PROBLEM REQUIREMENTS>
Search the material for "Ways" and show all lines that contain it.
┌──
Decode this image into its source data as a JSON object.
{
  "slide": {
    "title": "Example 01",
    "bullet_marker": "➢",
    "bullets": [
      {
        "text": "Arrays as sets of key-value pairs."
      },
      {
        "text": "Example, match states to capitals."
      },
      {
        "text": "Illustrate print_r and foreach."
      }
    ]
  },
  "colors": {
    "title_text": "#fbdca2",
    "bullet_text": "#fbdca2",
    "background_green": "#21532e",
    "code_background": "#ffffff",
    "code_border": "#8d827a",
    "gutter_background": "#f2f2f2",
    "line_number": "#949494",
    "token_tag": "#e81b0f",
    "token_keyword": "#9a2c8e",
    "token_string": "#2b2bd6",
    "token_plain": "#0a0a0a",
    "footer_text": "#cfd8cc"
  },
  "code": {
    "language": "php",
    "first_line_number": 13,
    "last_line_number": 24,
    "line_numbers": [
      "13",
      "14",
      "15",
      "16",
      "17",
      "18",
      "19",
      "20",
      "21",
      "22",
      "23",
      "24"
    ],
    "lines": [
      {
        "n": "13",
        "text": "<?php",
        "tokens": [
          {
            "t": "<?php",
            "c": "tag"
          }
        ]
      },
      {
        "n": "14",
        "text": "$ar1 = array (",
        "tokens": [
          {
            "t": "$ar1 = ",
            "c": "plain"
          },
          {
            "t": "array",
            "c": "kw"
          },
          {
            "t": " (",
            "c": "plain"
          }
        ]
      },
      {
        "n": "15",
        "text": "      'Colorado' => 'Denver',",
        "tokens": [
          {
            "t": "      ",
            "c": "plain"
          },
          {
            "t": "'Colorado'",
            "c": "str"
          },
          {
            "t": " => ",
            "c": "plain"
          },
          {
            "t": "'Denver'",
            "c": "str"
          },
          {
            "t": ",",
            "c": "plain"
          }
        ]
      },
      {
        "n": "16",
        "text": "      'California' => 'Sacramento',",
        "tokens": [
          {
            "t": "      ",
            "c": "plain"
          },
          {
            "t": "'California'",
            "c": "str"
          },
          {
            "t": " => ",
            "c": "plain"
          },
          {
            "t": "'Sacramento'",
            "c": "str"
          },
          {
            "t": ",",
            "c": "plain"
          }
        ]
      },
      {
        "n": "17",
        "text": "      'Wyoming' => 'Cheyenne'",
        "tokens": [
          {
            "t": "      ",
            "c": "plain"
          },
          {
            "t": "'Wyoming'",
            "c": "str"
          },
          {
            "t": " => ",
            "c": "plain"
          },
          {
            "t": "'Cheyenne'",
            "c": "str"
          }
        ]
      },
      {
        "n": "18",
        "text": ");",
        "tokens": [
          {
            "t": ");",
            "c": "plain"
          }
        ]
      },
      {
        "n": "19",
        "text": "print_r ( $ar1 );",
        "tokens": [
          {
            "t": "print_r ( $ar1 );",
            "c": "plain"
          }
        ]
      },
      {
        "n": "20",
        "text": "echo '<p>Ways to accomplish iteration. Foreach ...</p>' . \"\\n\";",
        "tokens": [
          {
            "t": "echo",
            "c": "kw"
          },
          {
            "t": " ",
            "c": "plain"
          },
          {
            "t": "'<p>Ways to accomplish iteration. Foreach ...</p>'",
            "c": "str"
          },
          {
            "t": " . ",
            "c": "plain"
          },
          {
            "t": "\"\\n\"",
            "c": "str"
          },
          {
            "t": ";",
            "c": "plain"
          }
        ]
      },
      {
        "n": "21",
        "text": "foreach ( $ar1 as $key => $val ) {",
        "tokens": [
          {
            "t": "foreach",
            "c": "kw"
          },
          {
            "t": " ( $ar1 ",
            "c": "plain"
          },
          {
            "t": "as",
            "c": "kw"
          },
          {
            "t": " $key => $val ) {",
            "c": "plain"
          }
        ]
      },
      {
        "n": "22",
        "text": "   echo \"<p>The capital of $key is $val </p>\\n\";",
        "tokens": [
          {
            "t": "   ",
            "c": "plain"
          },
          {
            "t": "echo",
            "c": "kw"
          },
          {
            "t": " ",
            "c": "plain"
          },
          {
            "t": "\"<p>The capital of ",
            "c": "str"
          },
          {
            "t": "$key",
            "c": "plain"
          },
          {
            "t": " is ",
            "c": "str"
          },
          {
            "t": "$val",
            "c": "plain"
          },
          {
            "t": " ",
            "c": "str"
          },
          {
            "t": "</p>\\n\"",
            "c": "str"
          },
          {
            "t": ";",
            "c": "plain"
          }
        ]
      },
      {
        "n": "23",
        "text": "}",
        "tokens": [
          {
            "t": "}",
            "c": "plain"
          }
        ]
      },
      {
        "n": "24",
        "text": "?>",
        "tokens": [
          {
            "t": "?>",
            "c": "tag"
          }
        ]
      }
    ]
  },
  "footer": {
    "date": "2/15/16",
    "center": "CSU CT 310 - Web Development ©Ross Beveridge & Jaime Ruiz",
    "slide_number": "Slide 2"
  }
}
└──
TASK OUTPUT>
        "text": "echo '<p>Ways to accomplish iteration. Foreach ...</p>' . \"\\n\";",
            "t": "'<p>Ways to accomplish iteration. Foreach ...</p>'",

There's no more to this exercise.